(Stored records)
━━━━━━━━━━━━━━━━
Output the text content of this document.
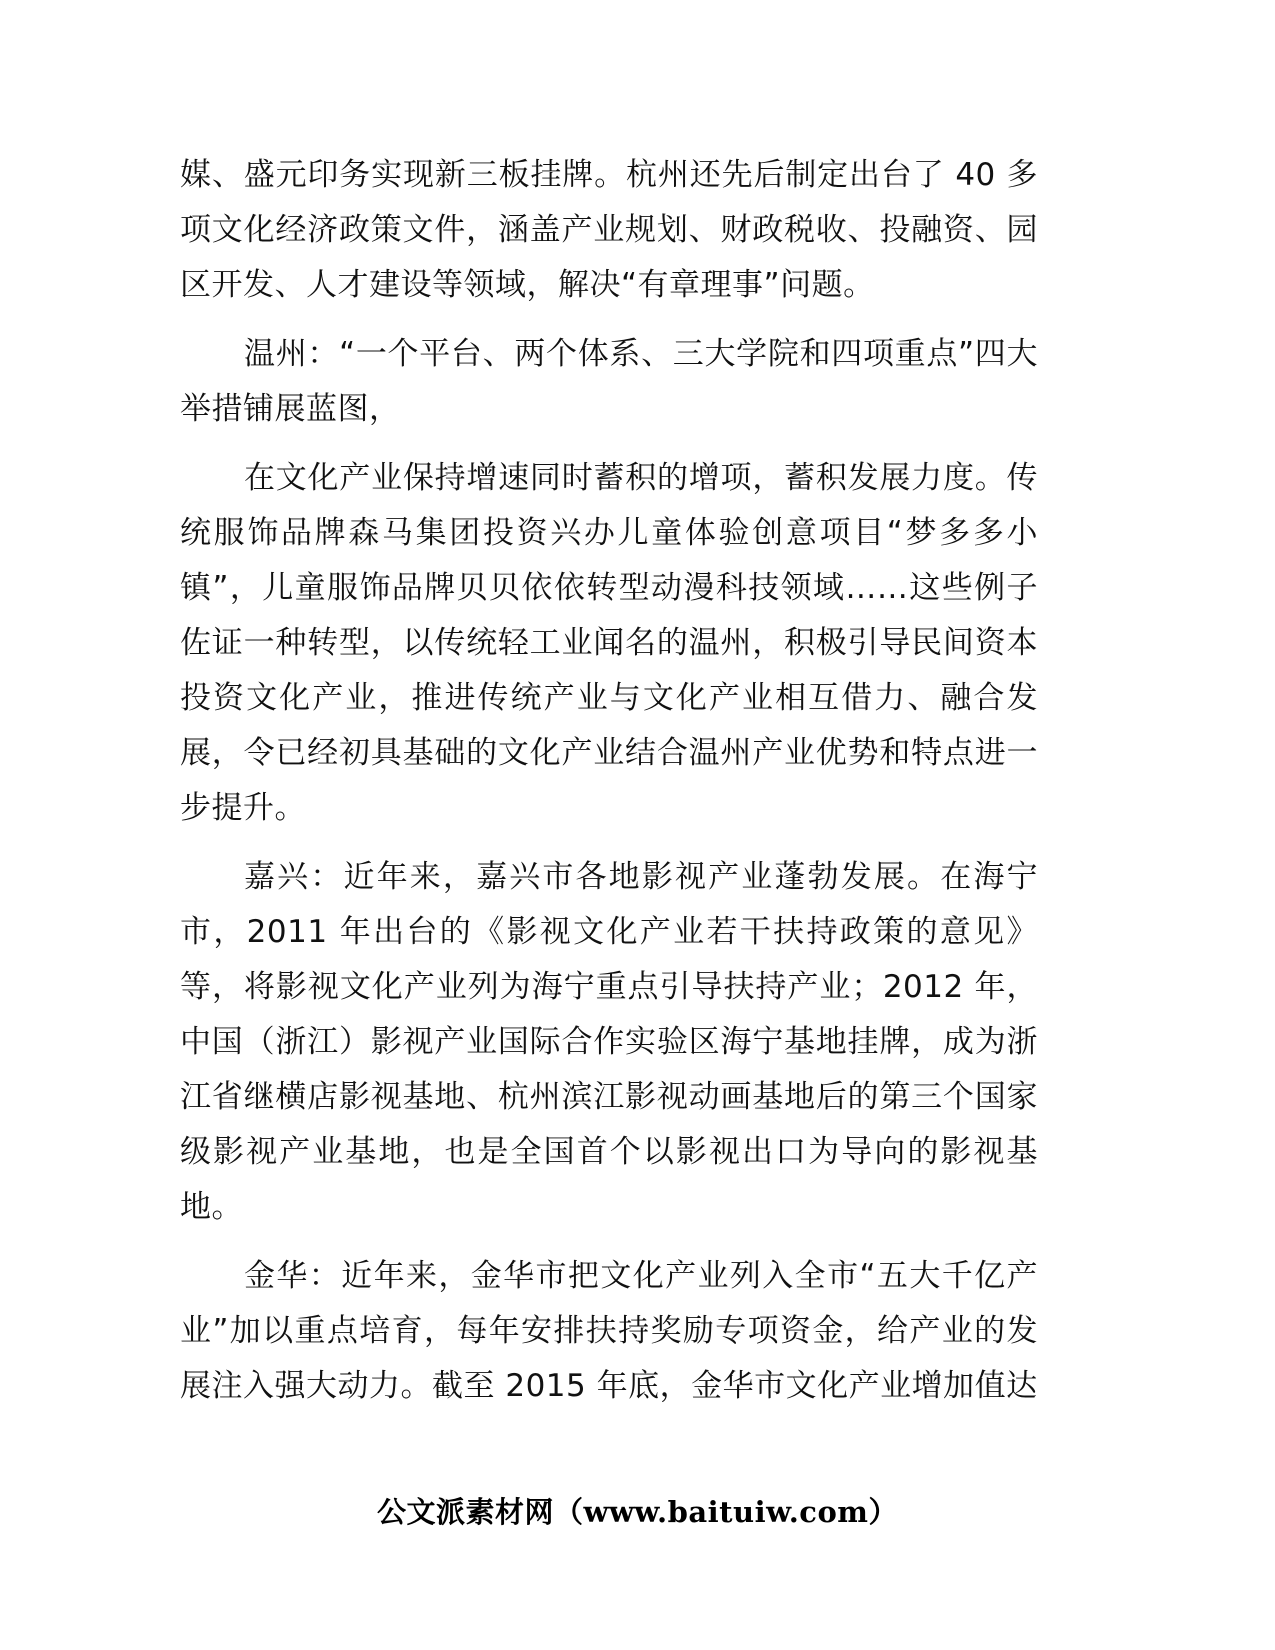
媒、盛元印务实现新三板挂牌。杭州还先后制定出台了 40 多项文化经济政策文件，涵盖产业规划、财政税收、投融资、园区开发、人才建设等领域，解决“有章理事”问题。

温州：“一个平台、两个体系、三大学院和四项重点”四大举措铺展蓝图，

在文化产业保持增速同时蓄积的增项，蓄积发展力度。传统服饰品牌森马集团投资兴办儿童体验创意项目“梦多多小镇”，儿童服饰品牌贝贝依依转型动漫科技领域……这些例子佐证一种转型，以传统轻工业闻名的温州，积极引导民间资本投资文化产业，推进传统产业与文化产业相互借力、融合发展，令已经初具基础的文化产业结合温州产业优势和特点进一步提升。

嘉兴：近年来，嘉兴市各地影视产业蓬勃发展。在海宁市，2011 年出台的《影视文化产业若干扶持政策的意见》等，将影视文化产业列为海宁重点引导扶持产业；2012 年，中国（浙江）影视产业国际合作实验区海宁基地挂牌，成为浙江省继横店影视基地、杭州滨江影视动画基地后的第三个国家级影视产业基地，也是全国首个以影视出口为导向的影视基地。

金华：近年来，金华市把文化产业列入全市“五大千亿产业”加以重点培育，每年安排扶持奖励专项资金，给产业的发展注入强大动力。截至 2015 年底，金华市文化产业增加值达

公文派素材网（www.baituiw.com）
━━━━━━━━━━━━━━━━
What is required
Set down the records in full and exactly. Do not carry over any image.

Response to the task
Output the text content of this document.
媒、盛元印务实现新三板挂牌。杭州还先后制定出台了 40 多项文化经济政策文件，涵盖产业规划、财政税收、投融资、园区开发、人才建设等领域，解决“有章理事”问题。

温州：“一个平台、两个体系、三大学院和四项重点”四大举措铺展蓝图，

在文化产业保持增速同时蓄积的增项，蓄积发展力度。传统服饰品牌森马集团投资兴办儿童体验创意项目“梦多多小镇”，儿童服饰品牌贝贝依依转型动漫科技领域……这些例子佐证一种转型，以传统轻工业闻名的温州，积极引导民间资本投资文化产业，推进传统产业与文化产业相互借力、融合发展，令已经初具基础的文化产业结合温州产业优势和特点进一步提升。

嘉兴：近年来，嘉兴市各地影视产业蓬勃发展。在海宁市，2011 年出台的《影视文化产业若干扶持政策的意见》等，将影视文化产业列为海宁重点引导扶持产业；2012 年，中国（浙江）影视产业国际合作实验区海宁基地挂牌，成为浙江省继横店影视基地、杭州滨江影视动画基地后的第三个国家级影视产业基地，也是全国首个以影视出口为导向的影视基地。

金华：近年来，金华市把文化产业列入全市“五大千亿产业”加以重点培育，每年安排扶持奖励专项资金，给产业的发展注入强大动力。截至 2015 年底，金华市文化产业增加值达

公文派素材网（www.baituiw.com）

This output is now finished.